### [The exercise]
Leave the pictures out and transcribe every record exactly.

— Start Given information —

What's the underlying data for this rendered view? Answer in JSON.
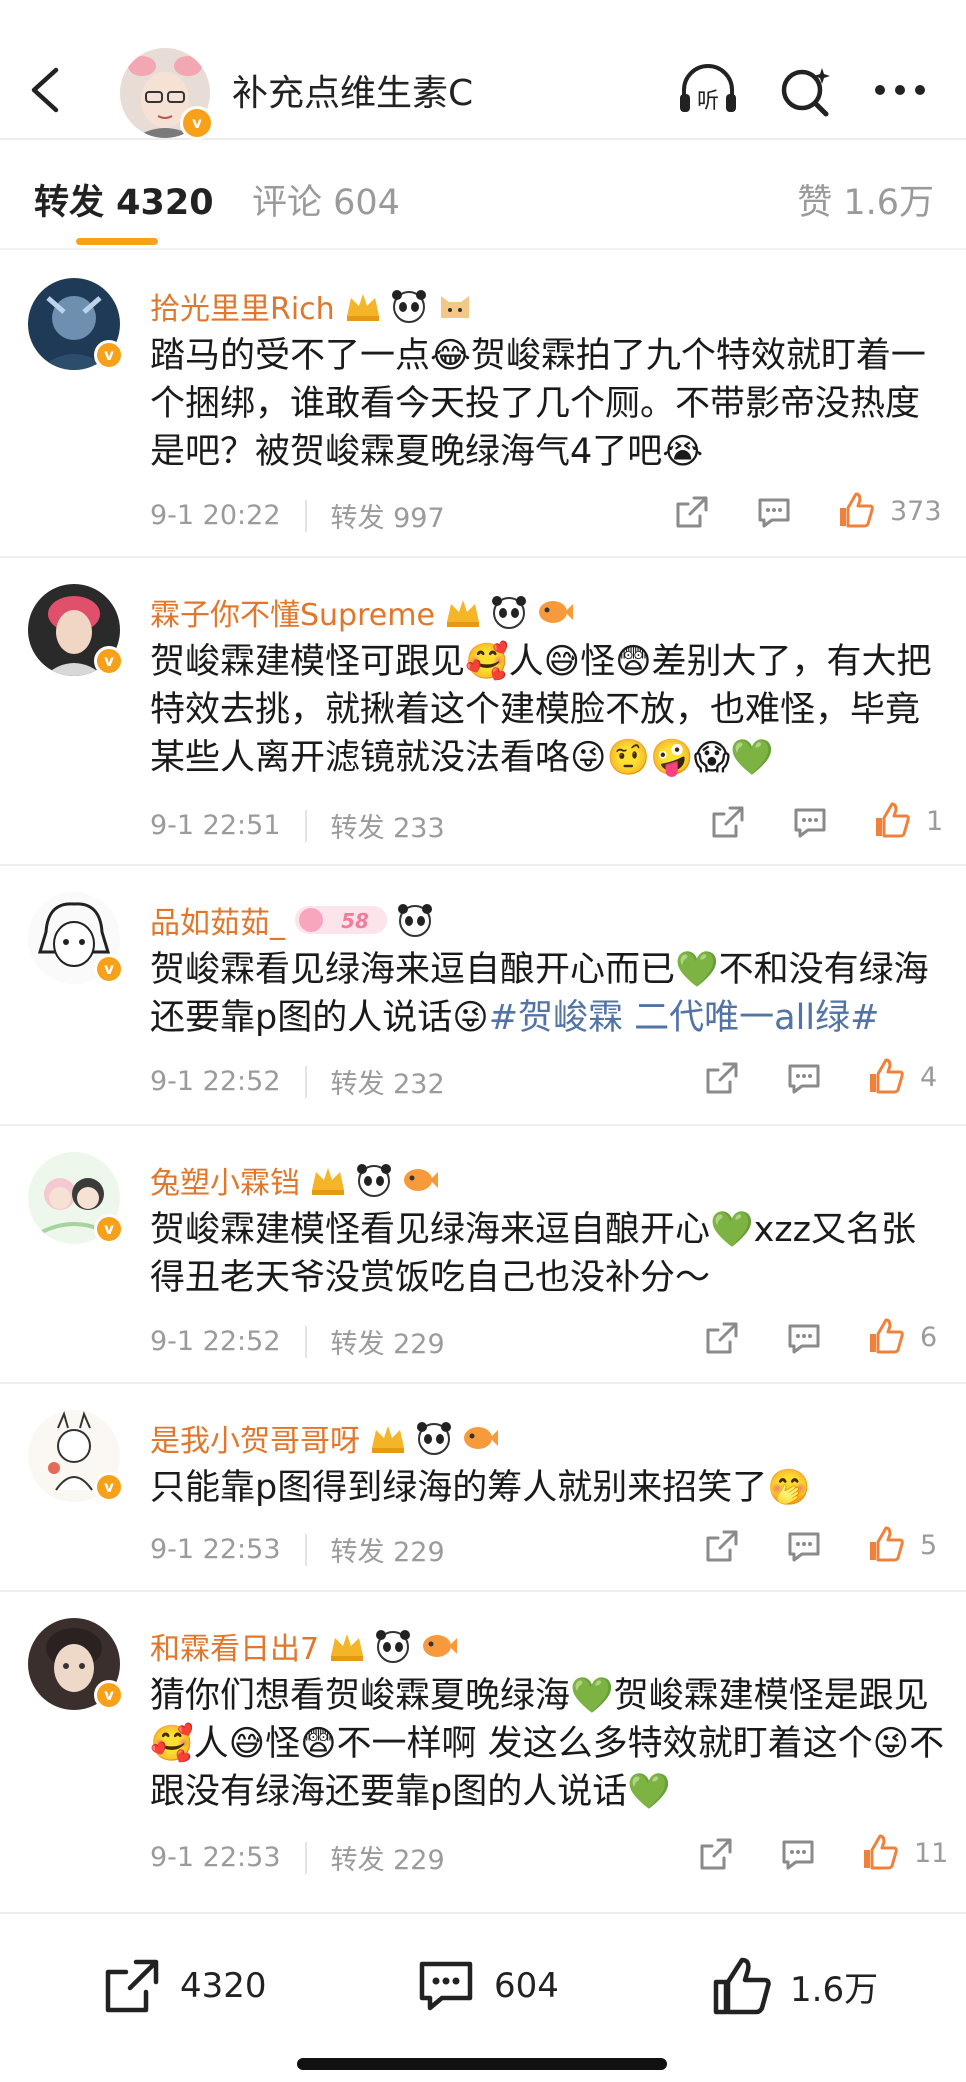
{
  "header": {
    "title": "补充点维生素C",
    "listen_label": "听"
  },
  "tabs": {
    "reposts": "转发 4320",
    "comments": "评论 604",
    "likes": "赞 1.6万"
  },
  "colors": {
    "accent": "#f7a11b",
    "username": "#e2762a",
    "hashtag": "#5273a6",
    "meta": "#9b9b9b"
  },
  "reposts": [
    {
      "username": "拾光里里Rich",
      "medals": [
        "crown-medal",
        "panda-medal",
        "cat-medal"
      ],
      "text": "踏马的受不了一点😂贺峻霖拍了九个特效就盯着一个捆绑，谁敢看今天投了几个厕。不带影帝没热度是吧？被贺峻霖夏晚绿海气4了吧😭",
      "time": "9-1 20:22",
      "repost_label": "转发 997",
      "likes": "373"
    },
    {
      "username": "霖子你不懂Supreme",
      "medals": [
        "crown-medal",
        "panda-medal",
        "fish-medal"
      ],
      "text": "贺峻霖建模怪可跟见🥰人😅怪😨差别大了，有大把特效去挑，就揪着这个建模脸不放，也难怪，毕竟某些人离开滤镜就没法看咯😜🤨🤪😱💚",
      "time": "9-1 22:51",
      "repost_label": "转发 233",
      "likes": "1"
    },
    {
      "username": "品如茹茹_",
      "medals": [
        "level-58-medal",
        "panda-medal"
      ],
      "level_badge": "58",
      "text": "贺峻霖看见绿海来逗自酿开心而已💚不和没有绿海还要靠p图的人说话😜",
      "hashtag": "#贺峻霖 二代唯一all绿#",
      "time": "9-1 22:52",
      "repost_label": "转发 232",
      "likes": "4"
    },
    {
      "username": "兔塑小霖铛",
      "medals": [
        "crown-medal",
        "panda-medal",
        "fish-medal"
      ],
      "text": "贺峻霖建模怪看见绿海来逗自酿开心💚xzz又名张得丑老天爷没赏饭吃自己也没补分～",
      "time": "9-1 22:52",
      "repost_label": "转发 229",
      "likes": "6"
    },
    {
      "username": "是我小贺哥哥呀",
      "medals": [
        "crown-medal",
        "panda-medal",
        "fish-medal"
      ],
      "text": "只能靠p图得到绿海的筹人就别来招笑了🤭",
      "time": "9-1 22:53",
      "repost_label": "转发 229",
      "likes": "5"
    },
    {
      "username": "和霖看日出7",
      "medals": [
        "crown-medal",
        "panda-medal",
        "fish-medal"
      ],
      "text": "猜你们想看贺峻霖夏晚绿海💚贺峻霖建模怪是跟见🥰人😅怪😨不一样啊 发这么多特效就盯着这个😜不跟没有绿海还要靠p图的人说话💚",
      "time": "9-1 22:53",
      "repost_label": "转发 229",
      "likes": "11"
    }
  ],
  "bottom_bar": {
    "reposts": "4320",
    "comments": "604",
    "likes": "1.6万"
  }
}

— End Given information —

### [Answer to the problem]
What's the underlying data for this rendered view? Answer in JSON.
{
  "header": {
    "title": "补充点维生素C",
    "listen_label": "听"
  },
  "tabs": {
    "reposts": "转发 4320",
    "comments": "评论 604",
    "likes": "赞 1.6万"
  },
  "colors": {
    "accent": "#f7a11b",
    "username": "#e2762a",
    "hashtag": "#5273a6",
    "meta": "#9b9b9b"
  },
  "reposts": [
    {
      "username": "拾光里里Rich",
      "medals": [
        "crown-medal",
        "panda-medal",
        "cat-medal"
      ],
      "text": "踏马的受不了一点😂贺峻霖拍了九个特效就盯着一个捆绑，谁敢看今天投了几个厕。不带影帝没热度是吧？被贺峻霖夏晚绿海气4了吧😭",
      "time": "9-1 20:22",
      "repost_label": "转发 997",
      "likes": "373"
    },
    {
      "username": "霖子你不懂Supreme",
      "medals": [
        "crown-medal",
        "panda-medal",
        "fish-medal"
      ],
      "text": "贺峻霖建模怪可跟见🥰人😅怪😨差别大了，有大把特效去挑，就揪着这个建模脸不放，也难怪，毕竟某些人离开滤镜就没法看咯😜🤨🤪😱💚",
      "time": "9-1 22:51",
      "repost_label": "转发 233",
      "likes": "1"
    },
    {
      "username": "品如茹茹_",
      "medals": [
        "level-58-medal",
        "panda-medal"
      ],
      "level_badge": "58",
      "text": "贺峻霖看见绿海来逗自酿开心而已💚不和没有绿海还要靠p图的人说话😜",
      "hashtag": "#贺峻霖 二代唯一all绿#",
      "time": "9-1 22:52",
      "repost_label": "转发 232",
      "likes": "4"
    },
    {
      "username": "兔塑小霖铛",
      "medals": [
        "crown-medal",
        "panda-medal",
        "fish-medal"
      ],
      "text": "贺峻霖建模怪看见绿海来逗自酿开心💚xzz又名张得丑老天爷没赏饭吃自己也没补分～",
      "time": "9-1 22:52",
      "repost_label": "转发 229",
      "likes": "6"
    },
    {
      "username": "是我小贺哥哥呀",
      "medals": [
        "crown-medal",
        "panda-medal",
        "fish-medal"
      ],
      "text": "只能靠p图得到绿海的筹人就别来招笑了🤭",
      "time": "9-1 22:53",
      "repost_label": "转发 229",
      "likes": "5"
    },
    {
      "username": "和霖看日出7",
      "medals": [
        "crown-medal",
        "panda-medal",
        "fish-medal"
      ],
      "text": "猜你们想看贺峻霖夏晚绿海💚贺峻霖建模怪是跟见🥰人😅怪😨不一样啊 发这么多特效就盯着这个😜不跟没有绿海还要靠p图的人说话💚",
      "time": "9-1 22:53",
      "repost_label": "转发 229",
      "likes": "11"
    }
  ],
  "bottom_bar": {
    "reposts": "4320",
    "comments": "604",
    "likes": "1.6万"
  }
}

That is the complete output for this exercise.